[AIM] Below is a listing; copy all of it exactly.

[RECORDS SHOWN]

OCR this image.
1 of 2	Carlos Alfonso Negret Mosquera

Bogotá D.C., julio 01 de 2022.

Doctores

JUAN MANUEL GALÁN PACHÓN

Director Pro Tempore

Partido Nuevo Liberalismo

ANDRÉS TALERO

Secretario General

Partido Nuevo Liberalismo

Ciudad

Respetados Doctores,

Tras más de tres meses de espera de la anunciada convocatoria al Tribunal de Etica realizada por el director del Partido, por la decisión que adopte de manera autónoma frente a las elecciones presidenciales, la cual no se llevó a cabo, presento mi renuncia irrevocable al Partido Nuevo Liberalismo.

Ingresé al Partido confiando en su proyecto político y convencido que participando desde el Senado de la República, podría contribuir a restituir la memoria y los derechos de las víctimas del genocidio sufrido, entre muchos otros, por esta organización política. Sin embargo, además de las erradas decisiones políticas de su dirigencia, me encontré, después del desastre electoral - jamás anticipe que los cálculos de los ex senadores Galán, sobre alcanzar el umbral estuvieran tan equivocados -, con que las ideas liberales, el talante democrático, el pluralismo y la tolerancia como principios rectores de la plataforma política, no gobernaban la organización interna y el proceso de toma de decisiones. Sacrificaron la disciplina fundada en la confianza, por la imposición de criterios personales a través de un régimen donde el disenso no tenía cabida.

[EXERCISE OUTPUT]
OCR this image.
1 of 2	Carlos Alfonso Negret Mosquera

Bogotá D.C., julio 01 de 2022.

Doctores

JUAN MANUEL GALÁN PACHÓN

Director Pro Tempore

Partido Nuevo Liberalismo

ANDRÉS TALERO

Secretario General

Partido Nuevo Liberalismo

Ciudad

Respetados Doctores,

Tras más de tres meses de espera de la anunciada convocatoria al Tribunal de Etica realizada por el director del Partido, por la decisión que adopte de manera autónoma frente a las elecciones presidenciales, la cual no se llevó a cabo, presento mi renuncia irrevocable al Partido Nuevo Liberalismo.

Ingresé al Partido confiando en su proyecto político y convencido que participando desde el Senado de la República, podría contribuir a restituir la memoria y los derechos de las víctimas del genocidio sufrido, entre muchos otros, por esta organización política. Sin embargo, además de las erradas decisiones políticas de su dirigencia, me encontré, después del desastre electoral - jamás anticipe que los cálculos de los ex senadores Galán, sobre alcanzar el umbral estuvieran tan equivocados -, con que las ideas liberales, el talante democrático, el pluralismo y la tolerancia como principios rectores de la plataforma política, no gobernaban la organización interna y el proceso de toma de decisiones. Sacrificaron la disciplina fundada en la confianza, por la imposición de criterios personales a través de un régimen donde el disenso no tenía cabida.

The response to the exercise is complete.